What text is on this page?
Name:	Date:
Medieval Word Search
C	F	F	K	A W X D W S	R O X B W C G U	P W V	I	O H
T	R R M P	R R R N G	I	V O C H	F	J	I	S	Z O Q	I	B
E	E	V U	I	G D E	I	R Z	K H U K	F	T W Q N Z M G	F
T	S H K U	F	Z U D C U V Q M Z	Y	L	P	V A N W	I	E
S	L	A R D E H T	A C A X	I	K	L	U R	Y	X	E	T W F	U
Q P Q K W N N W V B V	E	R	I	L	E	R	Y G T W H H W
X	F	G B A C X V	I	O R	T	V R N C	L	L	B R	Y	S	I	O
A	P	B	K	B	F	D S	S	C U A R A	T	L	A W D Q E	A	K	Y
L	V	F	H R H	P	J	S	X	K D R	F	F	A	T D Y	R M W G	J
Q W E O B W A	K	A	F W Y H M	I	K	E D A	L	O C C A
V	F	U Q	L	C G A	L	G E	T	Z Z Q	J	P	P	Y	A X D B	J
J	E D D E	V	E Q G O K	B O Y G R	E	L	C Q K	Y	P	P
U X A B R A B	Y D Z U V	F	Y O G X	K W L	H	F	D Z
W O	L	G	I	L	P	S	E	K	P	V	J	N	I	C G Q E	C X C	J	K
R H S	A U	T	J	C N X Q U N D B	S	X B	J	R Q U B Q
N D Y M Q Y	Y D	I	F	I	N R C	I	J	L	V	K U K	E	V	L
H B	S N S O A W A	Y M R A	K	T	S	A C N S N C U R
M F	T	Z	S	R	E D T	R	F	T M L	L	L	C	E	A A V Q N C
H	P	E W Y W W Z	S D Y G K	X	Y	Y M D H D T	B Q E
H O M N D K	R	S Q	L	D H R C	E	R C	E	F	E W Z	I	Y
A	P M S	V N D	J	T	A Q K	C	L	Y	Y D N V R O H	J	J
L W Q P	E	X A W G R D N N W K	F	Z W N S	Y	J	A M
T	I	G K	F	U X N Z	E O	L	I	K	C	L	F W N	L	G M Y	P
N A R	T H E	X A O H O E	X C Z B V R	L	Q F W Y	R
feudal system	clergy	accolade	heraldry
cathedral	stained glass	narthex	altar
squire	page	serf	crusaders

Short exercise
Every record should be repeated exactly; please leave none out.

Final result
What text is on this page?
Name:	Date:
Medieval Word Search
C	F	F	K	A W X D W S	R O X B W C G U	P W V	I	O H
T	R R M P	R R R N G	I	V O C H	F	J	I	S	Z O Q	I	B
E	E	V U	I	G D E	I	R Z	K H U K	F	T W Q N Z M G	F
T	S H K U	F	Z U D C U V Q M Z	Y	L	P	V A N W	I	E
S	L	A R D E H T	A C A X	I	K	L	U R	Y	X	E	T W F	U
Q P Q K W N N W V B V	E	R	I	L	E	R	Y G T W H H W
X	F	G B A C X V	I	O R	T	V R N C	L	L	B R	Y	S	I	O
A	P	B	K	B	F	D S	S	C U A R A	T	L	A W D Q E	A	K	Y
L	V	F	H R H	P	J	S	X	K D R	F	F	A	T D Y	R M W G	J
Q W E O B W A	K	A	F W Y H M	I	K	E D A	L	O C C A
V	F	U Q	L	C G A	L	G E	T	Z Z Q	J	P	P	Y	A X D B	J
J	E D D E	V	E Q G O K	B O Y G R	E	L	C Q K	Y	P	P
U X A B R A B	Y D Z U V	F	Y O G X	K W L	H	F	D Z
W O	L	G	I	L	P	S	E	K	P	V	J	N	I	C G Q E	C X C	J	K
R H S	A U	T	J	C N X Q U N D B	S	X B	J	R Q U B Q
N D Y M Q Y	Y D	I	F	I	N R C	I	J	L	V	K U K	E	V	L
H B	S N S O A W A	Y M R A	K	T	S	A C N S N C U R
M F	T	Z	S	R	E D T	R	F	T M L	L	L	C	E	A A V Q N C
H	P	E W Y W W Z	S D Y G K	X	Y	Y M D H D T	B Q E
H O M N D K	R	S Q	L	D H R C	E	R C	E	F	E W Z	I	Y
A	P M S	V N D	J	T	A Q K	C	L	Y	Y D N V R O H	J	J
L W Q P	E	X A W G R D N N W K	F	Z W N S	Y	J	A M
T	I	G K	F	U X N Z	E O	L	I	K	C	L	F W N	L	G M Y	P
N A R	T H E	X A O H O E	X C Z B V R	L	Q F W Y	R
feudal system	clergy	accolade	heraldry
cathedral	stained glass	narthex	altar
squire	page	serf	crusaders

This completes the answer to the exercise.